Input data:
start

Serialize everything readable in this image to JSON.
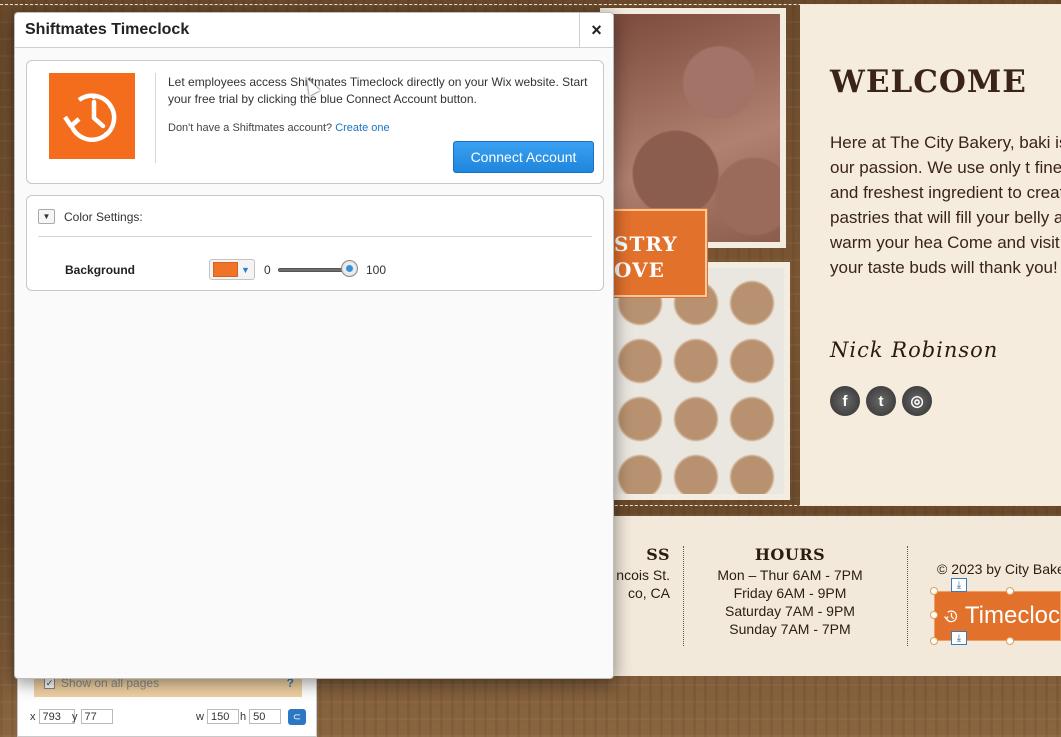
{
  "dialog": {
    "title": "Shiftmates Timeclock",
    "close_label": "×",
    "description": "Let employees access Shiftmates Timeclock directly on your Wix website. Start your free trial by clicking the blue Connect Account button.",
    "signup_prompt": "Don't have a Shiftmates account?",
    "signup_link": "Create one",
    "connect_label": "Connect Account",
    "color_settings": {
      "heading": "Color Settings:",
      "background_label": "Background",
      "background_color": "#f0732a",
      "opacity_min": "0",
      "opacity_max": "100",
      "opacity_value": 100
    }
  },
  "site": {
    "banner_line1": "STRY",
    "banner_line2": "OVE",
    "welcome_title": "WELCOME",
    "welcome_body": "Here at The City Bakery, baki is our passion. We use only t finest and freshest ingredient to create pastries that will fill your belly and warm your hea Come and visit - your taste buds will thank you!",
    "signature": "Nick Robinson",
    "socials": [
      "f",
      "t",
      "◎"
    ],
    "address_heading": "SS",
    "address_line1": "ncois St.",
    "address_line2": "co, CA",
    "hours_heading": "HOURS",
    "hours": [
      "Mon – Thur  6AM - 7PM",
      "Friday  6AM - 9PM",
      "Saturday  7AM - 9PM",
      "Sunday  7AM - 7PM"
    ],
    "copyright": "© 2023 by City Bake",
    "widget_label": "Timecloc"
  },
  "editor_panel": {
    "show_on_all_pages": "Show on all pages",
    "help": "?",
    "x_label": "x",
    "x_value": "793",
    "y_label": "y",
    "y_value": "77",
    "w_label": "w",
    "w_value": "150",
    "h_label": "h",
    "h_value": "50"
  },
  "colors": {
    "brand_orange": "#f36d1c",
    "connect_blue": "#1f86de",
    "link_blue": "#1a73c0"
  }
}
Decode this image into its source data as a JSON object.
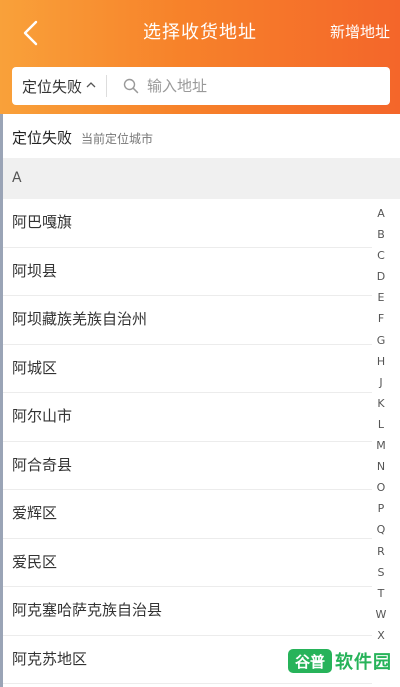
{
  "header": {
    "title": "选择收货地址",
    "add_label": "新增地址"
  },
  "search": {
    "location_label": "定位失败",
    "placeholder": "输入地址"
  },
  "current_location": {
    "value": "定位失败",
    "hint": "当前定位城市"
  },
  "section": {
    "letter": "A"
  },
  "cities": [
    "阿巴嘎旗",
    "阿坝县",
    "阿坝藏族羌族自治州",
    "阿城区",
    "阿尔山市",
    "阿合奇县",
    "爱辉区",
    "爱民区",
    "阿克塞哈萨克族自治县",
    "阿克苏地区"
  ],
  "alphabet": [
    "A",
    "B",
    "C",
    "D",
    "E",
    "F",
    "G",
    "H",
    "J",
    "K",
    "L",
    "M",
    "N",
    "O",
    "P",
    "Q",
    "R",
    "S",
    "T",
    "W",
    "X"
  ],
  "watermark": {
    "logo_text": "谷普",
    "brand_text": "软件园"
  },
  "colors": {
    "header_start": "#f9a13a",
    "header_end": "#f4662a",
    "watermark_green": "#27b35a"
  }
}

end

Direction:
Each line in the listing above that contains "image" should be copied.

Result:
Serialize everything readable in this image to JSON.
Decode this image into its source data as a JSON object.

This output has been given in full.